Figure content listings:
++++

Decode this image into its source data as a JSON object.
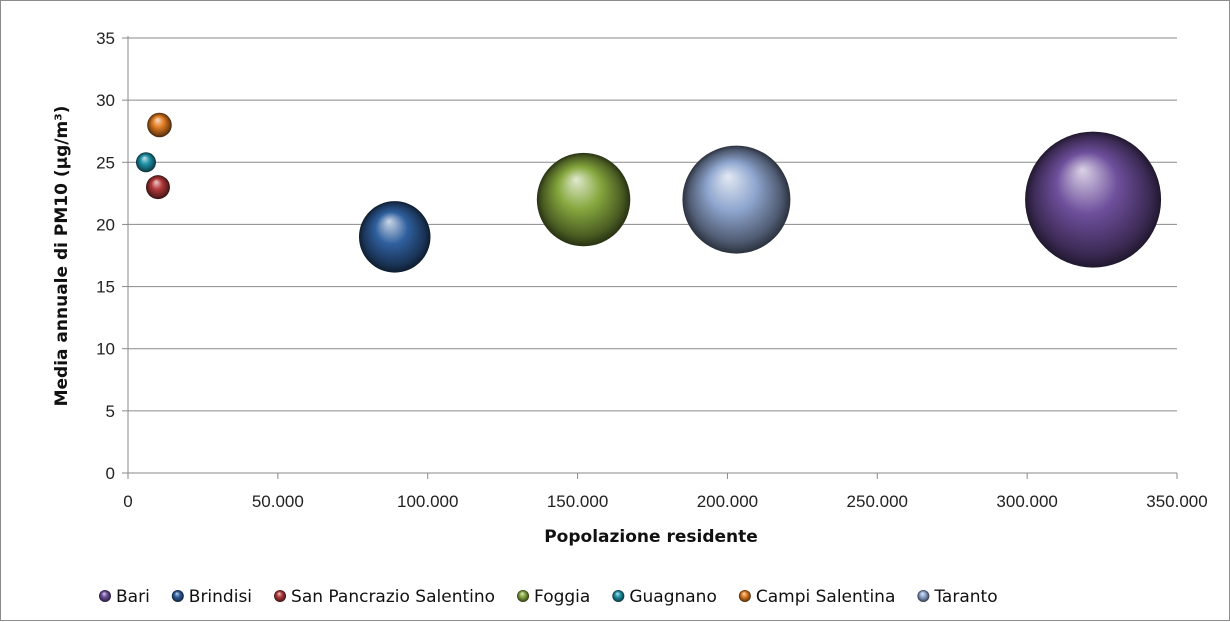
{
  "chart_data": {
    "type": "bubble",
    "title": "",
    "xlabel": "Popolazione residente",
    "ylabel": "Media annuale di PM10 (µg/m³)",
    "xlim": [
      0,
      350000
    ],
    "ylim": [
      0,
      35
    ],
    "x_ticks": [
      {
        "value": 0,
        "label": "0"
      },
      {
        "value": 50000,
        "label": "50.000"
      },
      {
        "value": 100000,
        "label": "100.000"
      },
      {
        "value": 150000,
        "label": "150.000"
      },
      {
        "value": 200000,
        "label": "200.000"
      },
      {
        "value": 250000,
        "label": "250.000"
      },
      {
        "value": 300000,
        "label": "300.000"
      },
      {
        "value": 350000,
        "label": "350.000"
      }
    ],
    "y_ticks": [
      {
        "value": 0,
        "label": "0"
      },
      {
        "value": 5,
        "label": "5"
      },
      {
        "value": 10,
        "label": "10"
      },
      {
        "value": 15,
        "label": "15"
      },
      {
        "value": 20,
        "label": "20"
      },
      {
        "value": 25,
        "label": "25"
      },
      {
        "value": 30,
        "label": "30"
      },
      {
        "value": 35,
        "label": "35"
      }
    ],
    "grid": true,
    "legend_position": "bottom",
    "series": [
      {
        "name": "Bari",
        "x": 322000,
        "y": 22,
        "size": 322000,
        "color": "#6e4f9c"
      },
      {
        "name": "Brindisi",
        "x": 89000,
        "y": 19,
        "size": 89000,
        "color": "#2f5f9e"
      },
      {
        "name": "San Pancrazio Salentino",
        "x": 10000,
        "y": 23,
        "size": 10000,
        "color": "#b2383a"
      },
      {
        "name": "Foggia",
        "x": 152000,
        "y": 22,
        "size": 152000,
        "color": "#86a83e"
      },
      {
        "name": "Guagnano",
        "x": 6000,
        "y": 25,
        "size": 6000,
        "color": "#1f93a8"
      },
      {
        "name": "Campi Salentina",
        "x": 10500,
        "y": 28,
        "size": 10500,
        "color": "#e27c22"
      },
      {
        "name": "Taranto",
        "x": 203000,
        "y": 22,
        "size": 203000,
        "color": "#8fa6cf"
      }
    ]
  }
}
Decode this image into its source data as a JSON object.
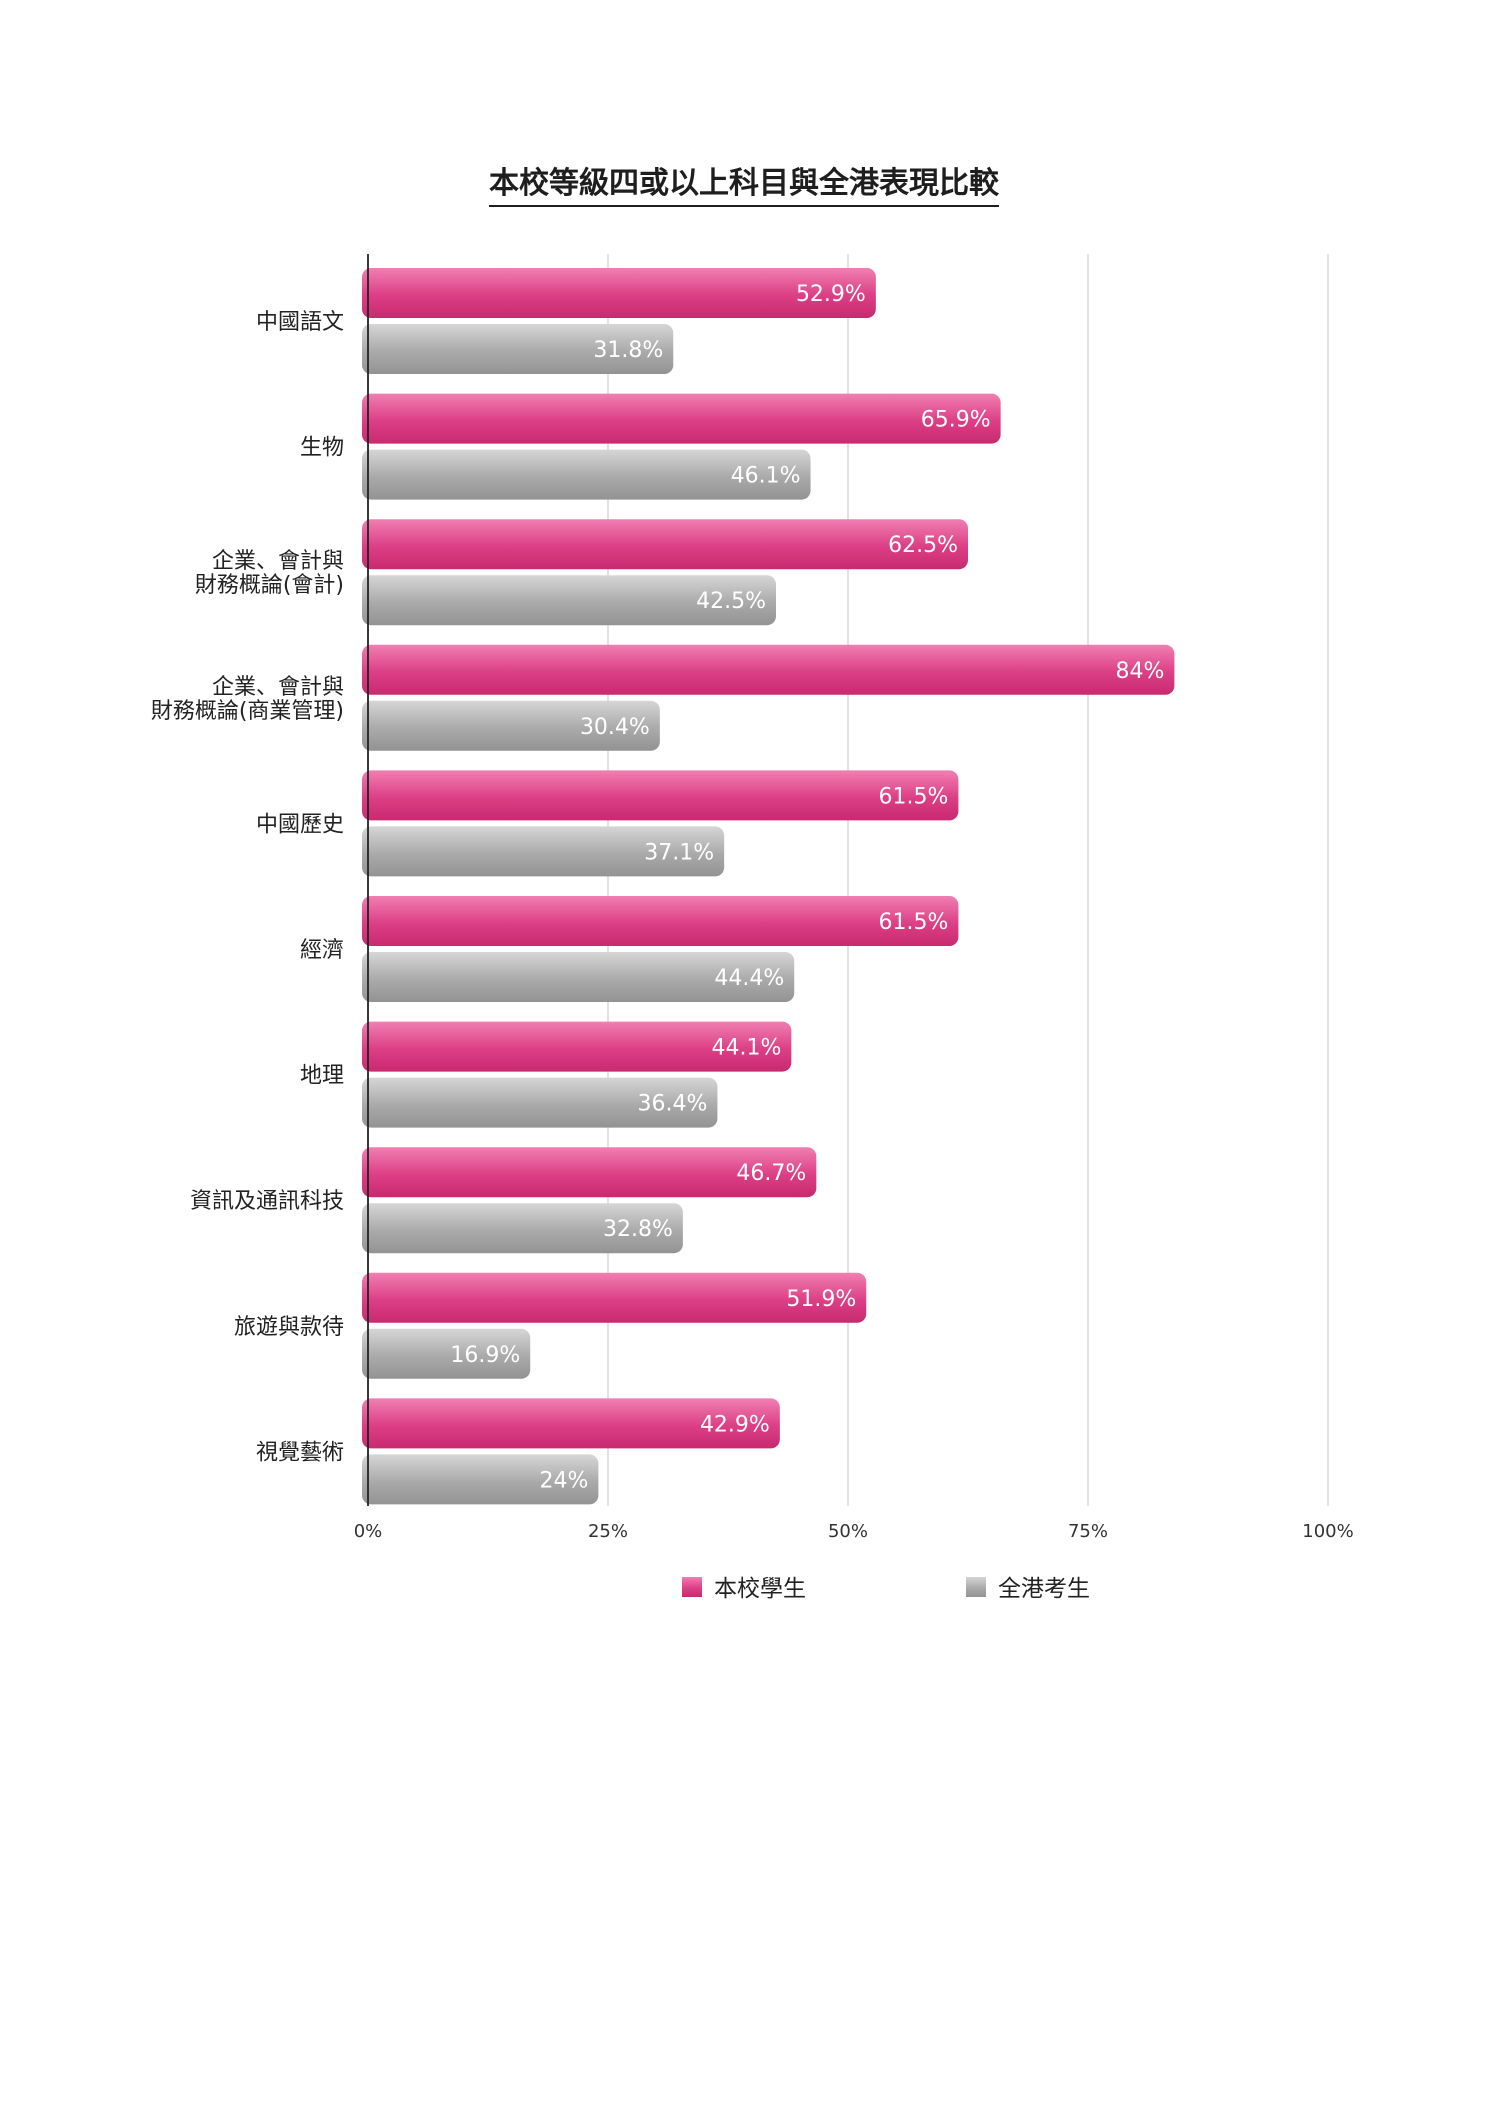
{
  "chart_data": {
    "type": "bar",
    "orientation": "horizontal",
    "title": "本校等級四或以上科目與全港表現比較",
    "categories": [
      [
        "中國語文"
      ],
      [
        "生物"
      ],
      [
        "企業、會計與",
        "財務概論(會計)"
      ],
      [
        "企業、會計與",
        "財務概論(商業管理)"
      ],
      [
        "中國歷史"
      ],
      [
        "經濟"
      ],
      [
        "地理"
      ],
      [
        "資訊及通訊科技"
      ],
      [
        "旅遊與款待"
      ],
      [
        "視覺藝術"
      ]
    ],
    "series": [
      {
        "name": "本校學生",
        "color": "#d8357e",
        "values": [
          52.9,
          65.9,
          62.5,
          84,
          61.5,
          61.5,
          44.1,
          46.7,
          51.9,
          42.9
        ],
        "labels": [
          "52.9%",
          "65.9%",
          "62.5%",
          "84%",
          "61.5%",
          "61.5%",
          "44.1%",
          "46.7%",
          "51.9%",
          "42.9%"
        ]
      },
      {
        "name": "全港考生",
        "color": "#a8a8a8",
        "values": [
          31.8,
          46.1,
          42.5,
          30.4,
          37.1,
          44.4,
          36.4,
          32.8,
          16.9,
          24
        ],
        "labels": [
          "31.8%",
          "46.1%",
          "42.5%",
          "30.4%",
          "37.1%",
          "44.4%",
          "36.4%",
          "32.8%",
          "16.9%",
          "24%"
        ]
      }
    ],
    "xlim": [
      0,
      100
    ],
    "xticks": [
      0,
      25,
      50,
      75,
      100
    ],
    "xtick_labels": [
      "0%",
      "25%",
      "50%",
      "75%",
      "100%"
    ],
    "grid": true,
    "legend_position": "bottom"
  }
}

++++

▸ AIM:
Which lines hold the string "color"? List them all.

▸ SOLUTION FOR THIS PROBLEM:
        "color": "#6e4f9c"
        "color": "#2f5f9e"
        "color": "#b2383a"
        "color": "#86a83e"
        "color": "#1f93a8"
        "color": "#e27c22"
        "color": "#8fa6cf"
        "color": "#d8357e",
        "color": "#a8a8a8",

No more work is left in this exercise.